* **WORK REQUIRED**
Without the pictures, output the records below word for word.

* **Figure dataset records**
■ ■ ■ ■ ■
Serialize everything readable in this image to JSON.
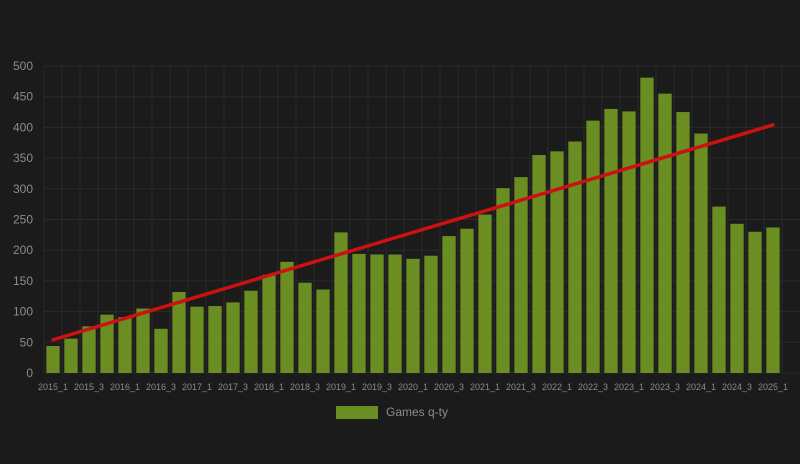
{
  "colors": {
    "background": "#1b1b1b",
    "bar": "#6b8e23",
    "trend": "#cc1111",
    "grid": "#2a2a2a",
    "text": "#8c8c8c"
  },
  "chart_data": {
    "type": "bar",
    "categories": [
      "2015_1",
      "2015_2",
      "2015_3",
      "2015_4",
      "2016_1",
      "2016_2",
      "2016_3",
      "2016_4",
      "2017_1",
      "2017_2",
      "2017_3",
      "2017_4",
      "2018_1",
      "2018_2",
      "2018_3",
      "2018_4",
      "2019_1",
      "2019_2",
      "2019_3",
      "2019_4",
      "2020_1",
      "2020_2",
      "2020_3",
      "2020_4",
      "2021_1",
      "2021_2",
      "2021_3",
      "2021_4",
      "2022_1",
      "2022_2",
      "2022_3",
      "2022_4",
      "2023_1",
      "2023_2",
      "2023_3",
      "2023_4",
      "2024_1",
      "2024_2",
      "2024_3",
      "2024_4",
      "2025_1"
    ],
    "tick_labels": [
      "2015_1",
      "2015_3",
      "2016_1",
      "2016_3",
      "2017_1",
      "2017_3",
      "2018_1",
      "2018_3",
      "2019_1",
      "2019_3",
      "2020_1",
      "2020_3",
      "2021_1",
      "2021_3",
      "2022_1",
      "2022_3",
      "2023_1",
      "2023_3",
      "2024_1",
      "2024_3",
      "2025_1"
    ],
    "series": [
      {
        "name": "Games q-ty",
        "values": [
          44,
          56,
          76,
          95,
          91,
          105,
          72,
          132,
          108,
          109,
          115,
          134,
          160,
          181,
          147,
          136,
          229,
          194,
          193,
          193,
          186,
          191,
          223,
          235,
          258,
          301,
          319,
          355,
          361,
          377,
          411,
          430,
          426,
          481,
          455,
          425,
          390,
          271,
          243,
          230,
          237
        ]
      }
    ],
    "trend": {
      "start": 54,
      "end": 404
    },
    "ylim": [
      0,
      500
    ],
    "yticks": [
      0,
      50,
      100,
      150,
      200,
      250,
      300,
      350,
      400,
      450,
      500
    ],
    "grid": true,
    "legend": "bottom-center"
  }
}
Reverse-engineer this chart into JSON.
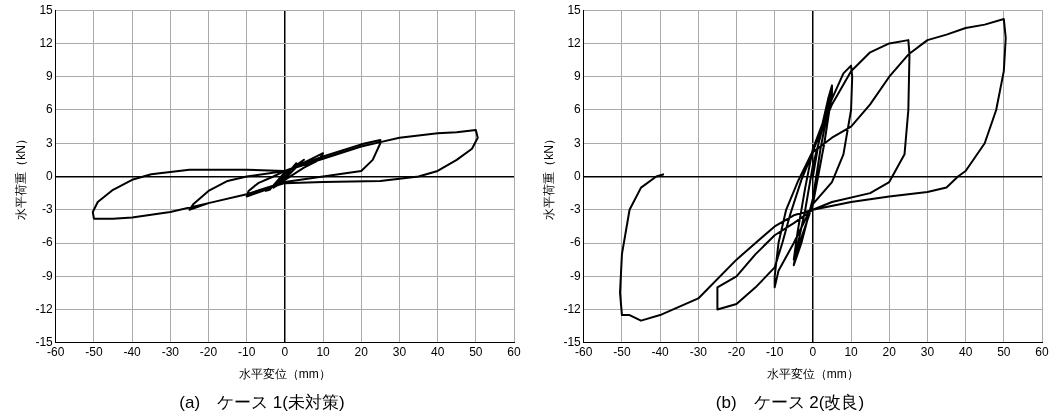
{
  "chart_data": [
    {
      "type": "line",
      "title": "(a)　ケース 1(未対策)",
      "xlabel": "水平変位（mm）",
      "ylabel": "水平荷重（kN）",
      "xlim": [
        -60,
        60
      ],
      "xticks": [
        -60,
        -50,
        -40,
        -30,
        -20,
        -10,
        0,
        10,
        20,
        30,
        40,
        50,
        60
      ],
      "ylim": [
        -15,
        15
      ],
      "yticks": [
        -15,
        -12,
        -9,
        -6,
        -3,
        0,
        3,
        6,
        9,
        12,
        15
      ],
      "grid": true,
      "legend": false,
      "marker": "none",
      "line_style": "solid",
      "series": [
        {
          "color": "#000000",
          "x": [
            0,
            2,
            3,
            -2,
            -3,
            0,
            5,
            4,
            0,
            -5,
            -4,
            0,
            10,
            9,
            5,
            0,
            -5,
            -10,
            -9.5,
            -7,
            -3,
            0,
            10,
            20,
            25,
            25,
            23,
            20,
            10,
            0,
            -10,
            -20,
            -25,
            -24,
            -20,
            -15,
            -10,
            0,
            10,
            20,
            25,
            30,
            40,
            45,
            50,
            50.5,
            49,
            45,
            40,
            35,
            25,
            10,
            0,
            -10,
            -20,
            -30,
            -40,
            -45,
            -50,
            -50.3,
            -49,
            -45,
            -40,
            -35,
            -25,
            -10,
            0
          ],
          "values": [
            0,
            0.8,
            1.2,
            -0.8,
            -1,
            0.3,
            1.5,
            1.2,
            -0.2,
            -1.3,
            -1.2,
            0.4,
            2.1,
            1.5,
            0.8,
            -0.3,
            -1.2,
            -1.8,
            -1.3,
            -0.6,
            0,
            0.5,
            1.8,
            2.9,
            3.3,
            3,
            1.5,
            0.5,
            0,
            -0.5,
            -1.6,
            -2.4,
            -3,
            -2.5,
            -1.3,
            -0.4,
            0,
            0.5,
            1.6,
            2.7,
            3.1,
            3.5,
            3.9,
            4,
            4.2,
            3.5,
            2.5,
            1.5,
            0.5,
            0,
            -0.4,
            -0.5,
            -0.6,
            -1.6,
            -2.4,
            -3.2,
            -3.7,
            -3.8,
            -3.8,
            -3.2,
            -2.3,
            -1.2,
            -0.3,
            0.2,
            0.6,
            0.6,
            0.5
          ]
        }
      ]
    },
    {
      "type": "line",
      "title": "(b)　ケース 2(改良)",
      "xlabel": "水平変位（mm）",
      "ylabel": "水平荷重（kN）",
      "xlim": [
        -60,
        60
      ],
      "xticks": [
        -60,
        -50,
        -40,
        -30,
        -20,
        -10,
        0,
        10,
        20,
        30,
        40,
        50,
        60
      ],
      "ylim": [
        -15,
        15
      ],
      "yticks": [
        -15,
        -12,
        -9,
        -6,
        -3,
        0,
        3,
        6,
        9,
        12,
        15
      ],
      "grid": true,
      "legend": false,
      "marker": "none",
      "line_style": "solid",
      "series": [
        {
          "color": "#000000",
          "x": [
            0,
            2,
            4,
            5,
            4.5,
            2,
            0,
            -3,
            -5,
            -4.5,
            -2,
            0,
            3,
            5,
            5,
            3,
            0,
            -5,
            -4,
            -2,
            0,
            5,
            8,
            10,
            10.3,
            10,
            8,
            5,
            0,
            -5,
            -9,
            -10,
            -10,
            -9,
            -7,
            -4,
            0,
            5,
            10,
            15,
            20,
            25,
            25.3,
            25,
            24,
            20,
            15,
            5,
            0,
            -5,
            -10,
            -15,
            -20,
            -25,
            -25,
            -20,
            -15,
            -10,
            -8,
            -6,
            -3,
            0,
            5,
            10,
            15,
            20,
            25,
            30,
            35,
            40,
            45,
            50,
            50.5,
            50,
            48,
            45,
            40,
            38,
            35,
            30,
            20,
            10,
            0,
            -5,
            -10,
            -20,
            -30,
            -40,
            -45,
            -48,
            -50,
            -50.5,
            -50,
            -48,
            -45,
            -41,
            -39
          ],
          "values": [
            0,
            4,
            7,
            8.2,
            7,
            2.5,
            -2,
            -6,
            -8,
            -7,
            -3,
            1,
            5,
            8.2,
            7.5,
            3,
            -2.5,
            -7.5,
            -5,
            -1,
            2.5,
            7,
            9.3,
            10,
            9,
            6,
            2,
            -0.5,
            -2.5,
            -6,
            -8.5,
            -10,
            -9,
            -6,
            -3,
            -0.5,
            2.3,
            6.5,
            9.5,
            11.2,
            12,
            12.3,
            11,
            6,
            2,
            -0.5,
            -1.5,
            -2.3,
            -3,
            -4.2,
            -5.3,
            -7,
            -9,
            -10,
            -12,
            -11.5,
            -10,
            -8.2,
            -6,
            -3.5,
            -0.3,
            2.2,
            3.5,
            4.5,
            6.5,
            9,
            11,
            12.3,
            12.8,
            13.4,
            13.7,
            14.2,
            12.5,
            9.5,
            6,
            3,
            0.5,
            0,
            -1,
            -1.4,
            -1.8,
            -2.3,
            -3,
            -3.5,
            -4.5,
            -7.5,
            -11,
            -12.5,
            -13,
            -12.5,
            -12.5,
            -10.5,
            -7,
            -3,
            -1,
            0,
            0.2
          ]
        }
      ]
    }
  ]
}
■ ■ ■ ■ ■
* **OUTPUT OF THE EXERCISE**
Serialize everything readable in this image to JSON.
{
  "colors": {
    "background": "#1b1b1b",
    "bar": "#6b8e23",
    "trend": "#cc1111",
    "grid": "#2a2a2a",
    "text": "#8c8c8c"
  },
  "chart_data": {
    "type": "bar",
    "categories": [
      "2015_1",
      "2015_2",
      "2015_3",
      "2015_4",
      "2016_1",
      "2016_2",
      "2016_3",
      "2016_4",
      "2017_1",
      "2017_2",
      "2017_3",
      "2017_4",
      "2018_1",
      "2018_2",
      "2018_3",
      "2018_4",
      "2019_1",
      "2019_2",
      "2019_3",
      "2019_4",
      "2020_1",
      "2020_2",
      "2020_3",
      "2020_4",
      "2021_1",
      "2021_2",
      "2021_3",
      "2021_4",
      "2022_1",
      "2022_2",
      "2022_3",
      "2022_4",
      "2023_1",
      "2023_2",
      "2023_3",
      "2023_4",
      "2024_1",
      "2024_2",
      "2024_3",
      "2024_4",
      "2025_1"
    ],
    "tick_labels": [
      "2015_1",
      "2015_3",
      "2016_1",
      "2016_3",
      "2017_1",
      "2017_3",
      "2018_1",
      "2018_3",
      "2019_1",
      "2019_3",
      "2020_1",
      "2020_3",
      "2021_1",
      "2021_3",
      "2022_1",
      "2022_3",
      "2023_1",
      "2023_3",
      "2024_1",
      "2024_3",
      "2025_1"
    ],
    "series": [
      {
        "name": "Games q-ty",
        "values": [
          44,
          56,
          76,
          95,
          91,
          105,
          72,
          132,
          108,
          109,
          115,
          134,
          160,
          181,
          147,
          136,
          229,
          194,
          193,
          193,
          186,
          191,
          223,
          235,
          258,
          301,
          319,
          355,
          361,
          377,
          411,
          430,
          426,
          481,
          455,
          425,
          390,
          271,
          243,
          230,
          237
        ]
      }
    ],
    "trend": {
      "start": 54,
      "end": 404
    },
    "ylim": [
      0,
      500
    ],
    "yticks": [
      0,
      50,
      100,
      150,
      200,
      250,
      300,
      350,
      400,
      450,
      500
    ],
    "grid": true,
    "legend": "bottom-center"
  }
}
Reverse-engineer this chart into JSON.
{
  "chart_data": [
    {
      "type": "line",
      "title": "(a)　ケース 1(未対策)",
      "xlabel": "水平変位（mm）",
      "ylabel": "水平荷重（kN）",
      "xlim": [
        -60,
        60
      ],
      "xticks": [
        -60,
        -50,
        -40,
        -30,
        -20,
        -10,
        0,
        10,
        20,
        30,
        40,
        50,
        60
      ],
      "ylim": [
        -15,
        15
      ],
      "yticks": [
        -15,
        -12,
        -9,
        -6,
        -3,
        0,
        3,
        6,
        9,
        12,
        15
      ],
      "grid": true,
      "legend": false,
      "marker": "none",
      "line_style": "solid",
      "series": [
        {
          "color": "#000000",
          "x": [
            0,
            2,
            3,
            -2,
            -3,
            0,
            5,
            4,
            0,
            -5,
            -4,
            0,
            10,
            9,
            5,
            0,
            -5,
            -10,
            -9.5,
            -7,
            -3,
            0,
            10,
            20,
            25,
            25,
            23,
            20,
            10,
            0,
            -10,
            -20,
            -25,
            -24,
            -20,
            -15,
            -10,
            0,
            10,
            20,
            25,
            30,
            40,
            45,
            50,
            50.5,
            49,
            45,
            40,
            35,
            25,
            10,
            0,
            -10,
            -20,
            -30,
            -40,
            -45,
            -50,
            -50.3,
            -49,
            -45,
            -40,
            -35,
            -25,
            -10,
            0
          ],
          "values": [
            0,
            0.8,
            1.2,
            -0.8,
            -1,
            0.3,
            1.5,
            1.2,
            -0.2,
            -1.3,
            -1.2,
            0.4,
            2.1,
            1.5,
            0.8,
            -0.3,
            -1.2,
            -1.8,
            -1.3,
            -0.6,
            0,
            0.5,
            1.8,
            2.9,
            3.3,
            3,
            1.5,
            0.5,
            0,
            -0.5,
            -1.6,
            -2.4,
            -3,
            -2.5,
            -1.3,
            -0.4,
            0,
            0.5,
            1.6,
            2.7,
            3.1,
            3.5,
            3.9,
            4,
            4.2,
            3.5,
            2.5,
            1.5,
            0.5,
            0,
            -0.4,
            -0.5,
            -0.6,
            -1.6,
            -2.4,
            -3.2,
            -3.7,
            -3.8,
            -3.8,
            -3.2,
            -2.3,
            -1.2,
            -0.3,
            0.2,
            0.6,
            0.6,
            0.5
          ]
        }
      ]
    },
    {
      "type": "line",
      "title": "(b)　ケース 2(改良)",
      "xlabel": "水平変位（mm）",
      "ylabel": "水平荷重（kN）",
      "xlim": [
        -60,
        60
      ],
      "xticks": [
        -60,
        -50,
        -40,
        -30,
        -20,
        -10,
        0,
        10,
        20,
        30,
        40,
        50,
        60
      ],
      "ylim": [
        -15,
        15
      ],
      "yticks": [
        -15,
        -12,
        -9,
        -6,
        -3,
        0,
        3,
        6,
        9,
        12,
        15
      ],
      "grid": true,
      "legend": false,
      "marker": "none",
      "line_style": "solid",
      "series": [
        {
          "color": "#000000",
          "x": [
            0,
            2,
            4,
            5,
            4.5,
            2,
            0,
            -3,
            -5,
            -4.5,
            -2,
            0,
            3,
            5,
            5,
            3,
            0,
            -5,
            -4,
            -2,
            0,
            5,
            8,
            10,
            10.3,
            10,
            8,
            5,
            0,
            -5,
            -9,
            -10,
            -10,
            -9,
            -7,
            -4,
            0,
            5,
            10,
            15,
            20,
            25,
            25.3,
            25,
            24,
            20,
            15,
            5,
            0,
            -5,
            -10,
            -15,
            -20,
            -25,
            -25,
            -20,
            -15,
            -10,
            -8,
            -6,
            -3,
            0,
            5,
            10,
            15,
            20,
            25,
            30,
            35,
            40,
            45,
            50,
            50.5,
            50,
            48,
            45,
            40,
            38,
            35,
            30,
            20,
            10,
            0,
            -5,
            -10,
            -20,
            -30,
            -40,
            -45,
            -48,
            -50,
            -50.5,
            -50,
            -48,
            -45,
            -41,
            -39
          ],
          "values": [
            0,
            4,
            7,
            8.2,
            7,
            2.5,
            -2,
            -6,
            -8,
            -7,
            -3,
            1,
            5,
            8.2,
            7.5,
            3,
            -2.5,
            -7.5,
            -5,
            -1,
            2.5,
            7,
            9.3,
            10,
            9,
            6,
            2,
            -0.5,
            -2.5,
            -6,
            -8.5,
            -10,
            -9,
            -6,
            -3,
            -0.5,
            2.3,
            6.5,
            9.5,
            11.2,
            12,
            12.3,
            11,
            6,
            2,
            -0.5,
            -1.5,
            -2.3,
            -3,
            -4.2,
            -5.3,
            -7,
            -9,
            -10,
            -12,
            -11.5,
            -10,
            -8.2,
            -6,
            -3.5,
            -0.3,
            2.2,
            3.5,
            4.5,
            6.5,
            9,
            11,
            12.3,
            12.8,
            13.4,
            13.7,
            14.2,
            12.5,
            9.5,
            6,
            3,
            0.5,
            0,
            -1,
            -1.4,
            -1.8,
            -2.3,
            -3,
            -3.5,
            -4.5,
            -7.5,
            -11,
            -12.5,
            -13,
            -12.5,
            -12.5,
            -10.5,
            -7,
            -3,
            -1,
            0,
            0.2
          ]
        }
      ]
    }
  ]
}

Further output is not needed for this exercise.